[Saved entries]
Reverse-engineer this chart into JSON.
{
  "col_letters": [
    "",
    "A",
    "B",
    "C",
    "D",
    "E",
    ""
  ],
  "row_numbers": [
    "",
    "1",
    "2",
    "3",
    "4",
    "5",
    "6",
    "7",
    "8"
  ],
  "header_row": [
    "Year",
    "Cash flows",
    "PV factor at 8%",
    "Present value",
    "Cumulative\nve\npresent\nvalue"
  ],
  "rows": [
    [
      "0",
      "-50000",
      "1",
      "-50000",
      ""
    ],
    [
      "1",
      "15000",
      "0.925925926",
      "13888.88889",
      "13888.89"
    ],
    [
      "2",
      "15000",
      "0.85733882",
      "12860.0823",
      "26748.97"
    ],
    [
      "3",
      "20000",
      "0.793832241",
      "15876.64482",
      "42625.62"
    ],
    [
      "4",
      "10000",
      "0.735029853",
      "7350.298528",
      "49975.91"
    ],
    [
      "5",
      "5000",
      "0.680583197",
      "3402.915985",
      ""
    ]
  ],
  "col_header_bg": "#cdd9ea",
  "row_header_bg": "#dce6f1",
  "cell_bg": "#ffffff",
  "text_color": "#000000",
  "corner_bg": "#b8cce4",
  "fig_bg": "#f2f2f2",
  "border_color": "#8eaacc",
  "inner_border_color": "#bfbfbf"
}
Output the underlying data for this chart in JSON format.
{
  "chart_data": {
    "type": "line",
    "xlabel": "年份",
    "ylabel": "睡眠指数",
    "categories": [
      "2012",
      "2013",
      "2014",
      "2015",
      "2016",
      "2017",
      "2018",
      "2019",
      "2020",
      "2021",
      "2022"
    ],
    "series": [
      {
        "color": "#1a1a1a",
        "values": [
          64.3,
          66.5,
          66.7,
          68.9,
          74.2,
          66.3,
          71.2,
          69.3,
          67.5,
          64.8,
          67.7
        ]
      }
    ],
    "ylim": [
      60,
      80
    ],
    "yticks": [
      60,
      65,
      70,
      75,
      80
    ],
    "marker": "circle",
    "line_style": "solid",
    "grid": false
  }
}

» **PROMPT**:
Extract all the material, leaving every line as it is.

» **FINAL RESULT**:
Reverse-engineer this chart into JSON.
{
  "col_letters": [
    "",
    "A",
    "B",
    "C",
    "D",
    "E",
    ""
  ],
  "row_numbers": [
    "",
    "1",
    "2",
    "3",
    "4",
    "5",
    "6",
    "7",
    "8"
  ],
  "header_row": [
    "Year",
    "Cash flows",
    "PV factor at 8%",
    "Present value",
    "Cumulative\nve\npresent\nvalue"
  ],
  "rows": [
    [
      "0",
      "-50000",
      "1",
      "-50000",
      ""
    ],
    [
      "1",
      "15000",
      "0.925925926",
      "13888.88889",
      "13888.89"
    ],
    [
      "2",
      "15000",
      "0.85733882",
      "12860.0823",
      "26748.97"
    ],
    [
      "3",
      "20000",
      "0.793832241",
      "15876.64482",
      "42625.62"
    ],
    [
      "4",
      "10000",
      "0.735029853",
      "7350.298528",
      "49975.91"
    ],
    [
      "5",
      "5000",
      "0.680583197",
      "3402.915985",
      ""
    ]
  ],
  "col_header_bg": "#cdd9ea",
  "row_header_bg": "#dce6f1",
  "cell_bg": "#ffffff",
  "text_color": "#000000",
  "corner_bg": "#b8cce4",
  "fig_bg": "#f2f2f2",
  "border_color": "#8eaacc",
  "inner_border_color": "#bfbfbf"
}
Output the underlying data for this chart in JSON format.
{
  "chart_data": {
    "type": "line",
    "xlabel": "年份",
    "ylabel": "睡眠指数",
    "categories": [
      "2012",
      "2013",
      "2014",
      "2015",
      "2016",
      "2017",
      "2018",
      "2019",
      "2020",
      "2021",
      "2022"
    ],
    "series": [
      {
        "color": "#1a1a1a",
        "values": [
          64.3,
          66.5,
          66.7,
          68.9,
          74.2,
          66.3,
          71.2,
          69.3,
          67.5,
          64.8,
          67.7
        ]
      }
    ],
    "ylim": [
      60,
      80
    ],
    "yticks": [
      60,
      65,
      70,
      75,
      80
    ],
    "marker": "circle",
    "line_style": "solid",
    "grid": false
  }
}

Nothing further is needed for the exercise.